### What you will do
Pull out every line below holding the word "configuration".

>> BEGIN Provided records

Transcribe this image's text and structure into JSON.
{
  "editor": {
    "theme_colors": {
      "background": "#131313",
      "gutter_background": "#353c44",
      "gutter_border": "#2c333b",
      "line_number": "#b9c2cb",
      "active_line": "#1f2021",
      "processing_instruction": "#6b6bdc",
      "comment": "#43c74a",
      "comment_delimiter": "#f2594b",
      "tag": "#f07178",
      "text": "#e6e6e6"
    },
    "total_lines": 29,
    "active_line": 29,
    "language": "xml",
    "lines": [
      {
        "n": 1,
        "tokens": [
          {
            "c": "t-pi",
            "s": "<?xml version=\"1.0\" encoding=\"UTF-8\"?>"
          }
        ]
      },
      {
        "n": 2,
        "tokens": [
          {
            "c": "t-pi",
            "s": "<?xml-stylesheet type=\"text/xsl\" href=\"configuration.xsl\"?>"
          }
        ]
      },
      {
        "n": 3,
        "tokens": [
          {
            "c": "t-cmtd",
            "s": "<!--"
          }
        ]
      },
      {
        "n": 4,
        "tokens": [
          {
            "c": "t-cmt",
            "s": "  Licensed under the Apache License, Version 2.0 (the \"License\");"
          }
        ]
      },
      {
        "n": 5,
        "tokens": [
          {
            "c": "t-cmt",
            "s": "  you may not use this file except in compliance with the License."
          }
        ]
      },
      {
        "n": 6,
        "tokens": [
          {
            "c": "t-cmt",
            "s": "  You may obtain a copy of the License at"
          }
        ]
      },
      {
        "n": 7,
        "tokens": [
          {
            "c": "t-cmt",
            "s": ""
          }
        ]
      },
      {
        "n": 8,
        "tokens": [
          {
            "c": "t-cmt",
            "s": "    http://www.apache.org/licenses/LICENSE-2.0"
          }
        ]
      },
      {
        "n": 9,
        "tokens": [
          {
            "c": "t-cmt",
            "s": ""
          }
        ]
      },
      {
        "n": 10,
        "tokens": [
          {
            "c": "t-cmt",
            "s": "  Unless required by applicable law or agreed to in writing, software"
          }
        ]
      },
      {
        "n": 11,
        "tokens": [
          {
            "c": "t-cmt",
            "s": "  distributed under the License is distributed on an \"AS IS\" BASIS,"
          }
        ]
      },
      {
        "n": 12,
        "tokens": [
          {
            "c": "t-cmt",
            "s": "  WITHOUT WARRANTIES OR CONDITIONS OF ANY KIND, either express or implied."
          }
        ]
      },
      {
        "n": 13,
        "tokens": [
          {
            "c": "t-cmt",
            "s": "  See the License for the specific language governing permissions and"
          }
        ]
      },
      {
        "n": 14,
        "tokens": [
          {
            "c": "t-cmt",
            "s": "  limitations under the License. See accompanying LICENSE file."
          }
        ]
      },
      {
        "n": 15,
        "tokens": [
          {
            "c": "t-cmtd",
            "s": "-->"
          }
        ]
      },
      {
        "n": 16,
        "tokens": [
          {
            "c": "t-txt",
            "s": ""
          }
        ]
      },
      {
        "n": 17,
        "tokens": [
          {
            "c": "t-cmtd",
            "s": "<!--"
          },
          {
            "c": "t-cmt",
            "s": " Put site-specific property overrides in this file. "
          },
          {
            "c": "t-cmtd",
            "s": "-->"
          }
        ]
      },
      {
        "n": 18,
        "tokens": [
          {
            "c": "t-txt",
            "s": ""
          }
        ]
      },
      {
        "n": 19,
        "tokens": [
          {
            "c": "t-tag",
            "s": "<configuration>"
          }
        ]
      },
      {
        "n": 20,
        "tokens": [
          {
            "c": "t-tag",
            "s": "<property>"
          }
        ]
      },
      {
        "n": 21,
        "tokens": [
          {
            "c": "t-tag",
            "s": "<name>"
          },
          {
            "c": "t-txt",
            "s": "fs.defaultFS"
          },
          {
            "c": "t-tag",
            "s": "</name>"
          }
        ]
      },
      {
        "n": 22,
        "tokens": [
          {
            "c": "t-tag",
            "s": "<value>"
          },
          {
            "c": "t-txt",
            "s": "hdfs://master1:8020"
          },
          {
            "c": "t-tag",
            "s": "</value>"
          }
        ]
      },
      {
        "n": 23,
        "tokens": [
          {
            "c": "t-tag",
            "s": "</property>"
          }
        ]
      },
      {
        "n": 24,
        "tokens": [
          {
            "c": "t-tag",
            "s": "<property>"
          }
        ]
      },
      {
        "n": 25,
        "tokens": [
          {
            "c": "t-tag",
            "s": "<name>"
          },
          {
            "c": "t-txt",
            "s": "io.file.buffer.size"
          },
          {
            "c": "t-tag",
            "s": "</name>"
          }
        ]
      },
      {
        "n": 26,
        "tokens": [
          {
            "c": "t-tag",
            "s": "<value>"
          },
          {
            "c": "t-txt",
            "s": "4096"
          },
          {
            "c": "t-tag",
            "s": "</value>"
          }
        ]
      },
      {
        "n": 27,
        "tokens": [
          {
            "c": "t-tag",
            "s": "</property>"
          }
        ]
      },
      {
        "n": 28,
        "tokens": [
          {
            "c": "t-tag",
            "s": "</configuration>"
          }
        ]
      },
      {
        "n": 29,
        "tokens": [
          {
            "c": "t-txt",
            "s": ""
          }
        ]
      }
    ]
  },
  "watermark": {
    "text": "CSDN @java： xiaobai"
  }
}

>> END Provided records

### Exercise output
            "s": "<?xml-stylesheet type=\"text/xsl\" href=\"configuration.xsl\"?>"
            "s": "<configuration>"
            "s": "</configuration>"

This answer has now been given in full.